**WHAT IS REQUIRED**
Pull out every line with the word "logical".
— start of EXTRACTED MATERIAL —
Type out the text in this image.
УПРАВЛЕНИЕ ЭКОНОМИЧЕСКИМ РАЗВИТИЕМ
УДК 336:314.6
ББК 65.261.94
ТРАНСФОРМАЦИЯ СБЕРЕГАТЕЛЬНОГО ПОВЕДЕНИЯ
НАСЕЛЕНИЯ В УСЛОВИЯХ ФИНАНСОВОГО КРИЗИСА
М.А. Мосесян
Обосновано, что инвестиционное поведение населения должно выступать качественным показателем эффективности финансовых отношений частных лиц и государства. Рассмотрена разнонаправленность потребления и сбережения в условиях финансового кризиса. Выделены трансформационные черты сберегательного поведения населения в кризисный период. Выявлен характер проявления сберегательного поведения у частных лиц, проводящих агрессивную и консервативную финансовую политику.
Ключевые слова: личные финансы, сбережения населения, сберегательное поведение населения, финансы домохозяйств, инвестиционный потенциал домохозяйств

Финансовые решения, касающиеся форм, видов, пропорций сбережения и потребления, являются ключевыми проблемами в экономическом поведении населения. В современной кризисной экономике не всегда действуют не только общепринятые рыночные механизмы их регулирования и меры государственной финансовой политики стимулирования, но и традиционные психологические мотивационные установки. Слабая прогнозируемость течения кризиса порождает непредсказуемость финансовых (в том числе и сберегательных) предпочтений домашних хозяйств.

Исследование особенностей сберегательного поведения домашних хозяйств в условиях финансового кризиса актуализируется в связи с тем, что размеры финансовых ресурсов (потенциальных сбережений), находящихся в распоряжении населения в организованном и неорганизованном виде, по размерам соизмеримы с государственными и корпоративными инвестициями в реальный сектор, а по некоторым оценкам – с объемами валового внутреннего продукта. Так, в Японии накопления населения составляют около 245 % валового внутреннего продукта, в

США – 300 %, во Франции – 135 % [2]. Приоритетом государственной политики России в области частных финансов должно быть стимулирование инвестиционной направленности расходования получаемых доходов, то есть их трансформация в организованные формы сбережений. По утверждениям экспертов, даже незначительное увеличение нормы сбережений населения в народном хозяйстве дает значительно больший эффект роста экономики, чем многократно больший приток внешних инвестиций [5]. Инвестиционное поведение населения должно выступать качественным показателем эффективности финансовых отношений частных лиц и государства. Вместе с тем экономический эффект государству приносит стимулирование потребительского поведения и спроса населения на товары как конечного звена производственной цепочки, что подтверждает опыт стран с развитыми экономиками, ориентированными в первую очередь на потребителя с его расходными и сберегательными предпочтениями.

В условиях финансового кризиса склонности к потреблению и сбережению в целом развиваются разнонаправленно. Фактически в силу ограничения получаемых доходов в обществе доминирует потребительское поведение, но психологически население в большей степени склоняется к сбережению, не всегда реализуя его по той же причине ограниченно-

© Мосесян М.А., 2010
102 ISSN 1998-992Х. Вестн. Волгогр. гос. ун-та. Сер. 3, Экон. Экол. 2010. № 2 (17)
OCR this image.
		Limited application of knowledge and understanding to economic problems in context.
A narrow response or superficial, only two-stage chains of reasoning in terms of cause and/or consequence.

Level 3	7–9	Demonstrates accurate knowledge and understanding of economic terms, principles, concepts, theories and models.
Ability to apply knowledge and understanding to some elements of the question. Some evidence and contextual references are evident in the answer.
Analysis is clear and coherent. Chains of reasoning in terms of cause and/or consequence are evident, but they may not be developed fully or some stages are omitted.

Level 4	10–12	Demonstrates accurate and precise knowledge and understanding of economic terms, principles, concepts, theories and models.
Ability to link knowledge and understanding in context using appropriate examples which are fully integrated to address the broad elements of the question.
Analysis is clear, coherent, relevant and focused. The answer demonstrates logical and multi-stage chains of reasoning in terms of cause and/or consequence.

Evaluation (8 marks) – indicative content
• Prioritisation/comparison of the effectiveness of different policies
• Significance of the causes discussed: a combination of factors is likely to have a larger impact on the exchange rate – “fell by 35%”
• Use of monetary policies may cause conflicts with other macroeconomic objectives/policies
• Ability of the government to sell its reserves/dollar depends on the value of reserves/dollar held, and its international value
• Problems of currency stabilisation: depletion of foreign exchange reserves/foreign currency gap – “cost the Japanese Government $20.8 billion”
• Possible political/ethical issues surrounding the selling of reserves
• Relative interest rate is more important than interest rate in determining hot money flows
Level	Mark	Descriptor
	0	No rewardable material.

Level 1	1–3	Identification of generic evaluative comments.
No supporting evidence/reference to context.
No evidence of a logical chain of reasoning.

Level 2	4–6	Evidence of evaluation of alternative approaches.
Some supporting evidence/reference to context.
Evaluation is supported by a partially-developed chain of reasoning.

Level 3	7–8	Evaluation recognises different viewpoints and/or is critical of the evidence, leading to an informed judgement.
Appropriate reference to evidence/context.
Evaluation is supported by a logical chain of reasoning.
— end of EXTRACTED MATERIAL —
**ANSWER**
Analysis is clear, coherent, relevant and focused. The answer demonstrates logical and multi-stage chains of reasoning in terms of cause and/or consequence.
No evidence of a logical chain of reasoning.
Evaluation is supported by a logical chain of reasoning.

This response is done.